* Start *
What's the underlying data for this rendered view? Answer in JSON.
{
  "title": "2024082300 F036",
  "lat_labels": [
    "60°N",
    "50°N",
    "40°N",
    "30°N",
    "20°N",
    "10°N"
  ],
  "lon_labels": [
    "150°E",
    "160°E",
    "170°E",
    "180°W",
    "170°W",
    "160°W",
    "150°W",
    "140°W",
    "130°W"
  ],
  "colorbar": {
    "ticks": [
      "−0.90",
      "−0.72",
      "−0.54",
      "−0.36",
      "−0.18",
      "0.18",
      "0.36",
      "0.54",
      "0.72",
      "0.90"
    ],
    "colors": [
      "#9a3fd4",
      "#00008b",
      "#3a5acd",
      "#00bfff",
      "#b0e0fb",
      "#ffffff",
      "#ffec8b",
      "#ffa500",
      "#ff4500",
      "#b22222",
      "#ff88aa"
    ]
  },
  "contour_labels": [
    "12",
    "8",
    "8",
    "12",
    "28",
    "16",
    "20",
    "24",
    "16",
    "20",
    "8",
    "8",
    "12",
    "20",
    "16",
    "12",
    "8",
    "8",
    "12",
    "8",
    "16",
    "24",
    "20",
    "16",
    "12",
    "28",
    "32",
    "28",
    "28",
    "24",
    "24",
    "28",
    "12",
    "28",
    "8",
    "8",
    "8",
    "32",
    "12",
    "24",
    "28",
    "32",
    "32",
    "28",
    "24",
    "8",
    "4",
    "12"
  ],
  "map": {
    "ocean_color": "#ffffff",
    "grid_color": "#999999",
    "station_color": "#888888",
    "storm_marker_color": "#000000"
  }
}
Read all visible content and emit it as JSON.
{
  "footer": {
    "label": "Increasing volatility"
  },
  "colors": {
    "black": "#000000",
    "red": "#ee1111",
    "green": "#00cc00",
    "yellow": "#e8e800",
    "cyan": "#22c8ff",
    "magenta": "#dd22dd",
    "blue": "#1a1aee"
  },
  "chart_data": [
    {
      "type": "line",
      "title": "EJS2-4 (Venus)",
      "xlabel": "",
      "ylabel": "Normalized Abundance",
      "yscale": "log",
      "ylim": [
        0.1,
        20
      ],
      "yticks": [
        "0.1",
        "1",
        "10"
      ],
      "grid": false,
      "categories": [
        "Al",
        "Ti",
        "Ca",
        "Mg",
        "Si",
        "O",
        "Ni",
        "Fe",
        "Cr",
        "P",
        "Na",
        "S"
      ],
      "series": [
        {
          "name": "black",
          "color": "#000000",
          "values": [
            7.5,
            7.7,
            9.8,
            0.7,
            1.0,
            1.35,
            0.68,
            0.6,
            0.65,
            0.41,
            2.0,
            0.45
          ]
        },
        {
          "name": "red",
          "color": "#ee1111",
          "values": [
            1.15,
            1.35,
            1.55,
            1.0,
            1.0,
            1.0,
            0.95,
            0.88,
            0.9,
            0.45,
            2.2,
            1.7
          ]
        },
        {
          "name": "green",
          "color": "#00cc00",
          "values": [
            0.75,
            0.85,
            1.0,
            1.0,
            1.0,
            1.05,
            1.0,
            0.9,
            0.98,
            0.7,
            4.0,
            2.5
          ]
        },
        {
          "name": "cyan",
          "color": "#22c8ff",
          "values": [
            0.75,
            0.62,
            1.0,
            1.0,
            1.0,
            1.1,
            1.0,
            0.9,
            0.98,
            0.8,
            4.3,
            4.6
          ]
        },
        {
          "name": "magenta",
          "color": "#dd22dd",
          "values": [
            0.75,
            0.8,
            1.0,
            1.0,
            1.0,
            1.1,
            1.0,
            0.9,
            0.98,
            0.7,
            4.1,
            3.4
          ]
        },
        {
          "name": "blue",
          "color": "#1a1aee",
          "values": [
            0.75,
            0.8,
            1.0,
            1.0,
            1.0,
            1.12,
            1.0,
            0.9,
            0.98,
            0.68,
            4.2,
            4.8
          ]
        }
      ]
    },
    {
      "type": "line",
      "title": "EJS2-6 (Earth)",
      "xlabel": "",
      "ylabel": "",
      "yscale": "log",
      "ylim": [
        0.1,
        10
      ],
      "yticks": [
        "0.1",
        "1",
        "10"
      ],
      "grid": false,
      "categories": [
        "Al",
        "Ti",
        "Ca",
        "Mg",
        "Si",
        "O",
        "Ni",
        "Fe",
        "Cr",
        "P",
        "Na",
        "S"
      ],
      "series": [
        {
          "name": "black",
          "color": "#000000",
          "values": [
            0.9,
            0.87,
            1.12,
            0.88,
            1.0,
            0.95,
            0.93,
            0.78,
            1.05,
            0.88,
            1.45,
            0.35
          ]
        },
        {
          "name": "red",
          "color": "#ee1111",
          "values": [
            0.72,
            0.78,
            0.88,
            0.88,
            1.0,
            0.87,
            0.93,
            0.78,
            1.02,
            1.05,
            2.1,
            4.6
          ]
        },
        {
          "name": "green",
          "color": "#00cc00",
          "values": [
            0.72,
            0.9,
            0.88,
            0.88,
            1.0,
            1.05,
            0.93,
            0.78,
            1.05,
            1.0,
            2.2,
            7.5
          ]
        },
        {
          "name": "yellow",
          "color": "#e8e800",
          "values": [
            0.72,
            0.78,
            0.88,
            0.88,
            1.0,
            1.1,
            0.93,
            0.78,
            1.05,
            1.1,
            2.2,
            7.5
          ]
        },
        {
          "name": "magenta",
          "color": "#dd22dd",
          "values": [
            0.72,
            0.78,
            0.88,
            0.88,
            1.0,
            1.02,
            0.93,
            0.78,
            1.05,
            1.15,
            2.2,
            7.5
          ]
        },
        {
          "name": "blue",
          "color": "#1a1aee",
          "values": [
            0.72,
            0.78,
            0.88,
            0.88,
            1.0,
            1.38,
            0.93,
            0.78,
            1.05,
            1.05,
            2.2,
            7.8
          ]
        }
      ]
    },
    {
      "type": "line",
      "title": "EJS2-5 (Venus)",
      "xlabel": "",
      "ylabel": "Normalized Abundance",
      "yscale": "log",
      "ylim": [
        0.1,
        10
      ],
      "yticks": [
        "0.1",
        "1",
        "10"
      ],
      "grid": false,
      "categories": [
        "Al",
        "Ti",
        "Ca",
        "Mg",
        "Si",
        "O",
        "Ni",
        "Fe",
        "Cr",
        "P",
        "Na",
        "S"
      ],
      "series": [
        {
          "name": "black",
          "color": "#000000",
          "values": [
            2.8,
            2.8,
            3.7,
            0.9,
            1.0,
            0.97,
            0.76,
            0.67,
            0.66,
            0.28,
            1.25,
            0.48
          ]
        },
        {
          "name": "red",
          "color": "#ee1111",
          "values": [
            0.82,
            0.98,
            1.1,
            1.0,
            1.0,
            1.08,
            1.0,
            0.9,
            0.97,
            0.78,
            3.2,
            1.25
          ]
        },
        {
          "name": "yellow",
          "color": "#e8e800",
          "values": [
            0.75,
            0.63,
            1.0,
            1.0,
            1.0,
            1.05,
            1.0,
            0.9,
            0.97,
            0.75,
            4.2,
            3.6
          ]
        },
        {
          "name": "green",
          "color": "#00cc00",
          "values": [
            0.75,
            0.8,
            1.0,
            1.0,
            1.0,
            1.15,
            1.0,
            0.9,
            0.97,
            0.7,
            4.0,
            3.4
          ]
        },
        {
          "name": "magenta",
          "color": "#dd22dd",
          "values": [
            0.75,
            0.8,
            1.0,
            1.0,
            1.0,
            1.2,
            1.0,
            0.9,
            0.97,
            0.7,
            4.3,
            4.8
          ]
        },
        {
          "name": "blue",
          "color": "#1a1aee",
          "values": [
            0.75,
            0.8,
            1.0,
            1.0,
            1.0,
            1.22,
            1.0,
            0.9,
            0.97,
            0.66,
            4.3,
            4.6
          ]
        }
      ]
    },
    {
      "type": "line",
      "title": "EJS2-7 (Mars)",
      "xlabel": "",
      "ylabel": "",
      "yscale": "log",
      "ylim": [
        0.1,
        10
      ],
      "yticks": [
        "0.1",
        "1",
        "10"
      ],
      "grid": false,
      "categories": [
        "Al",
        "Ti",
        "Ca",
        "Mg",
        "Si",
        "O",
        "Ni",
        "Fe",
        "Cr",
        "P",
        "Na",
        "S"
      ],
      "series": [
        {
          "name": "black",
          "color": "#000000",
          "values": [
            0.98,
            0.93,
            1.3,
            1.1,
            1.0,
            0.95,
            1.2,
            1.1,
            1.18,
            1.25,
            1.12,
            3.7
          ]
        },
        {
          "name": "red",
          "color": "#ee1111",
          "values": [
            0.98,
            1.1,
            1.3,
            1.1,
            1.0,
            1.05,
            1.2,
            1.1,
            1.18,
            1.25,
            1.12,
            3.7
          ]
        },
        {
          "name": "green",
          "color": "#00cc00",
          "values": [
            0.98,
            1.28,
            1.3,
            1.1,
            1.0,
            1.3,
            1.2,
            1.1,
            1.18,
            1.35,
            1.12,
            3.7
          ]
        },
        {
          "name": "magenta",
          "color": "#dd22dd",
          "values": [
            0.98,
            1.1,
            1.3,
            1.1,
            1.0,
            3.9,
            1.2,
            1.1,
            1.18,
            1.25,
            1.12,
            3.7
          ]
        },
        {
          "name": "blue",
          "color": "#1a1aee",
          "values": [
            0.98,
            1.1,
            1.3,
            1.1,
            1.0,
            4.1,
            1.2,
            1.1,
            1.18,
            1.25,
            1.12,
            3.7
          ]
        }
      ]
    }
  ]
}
* End *
■ Stated exercise ■
Your task is to list each line of the records with the word "Venus".

■ Solution to the exercise ■
      "title": "EJS2-4 (Venus)",
      "title": "EJS2-5 (Venus)",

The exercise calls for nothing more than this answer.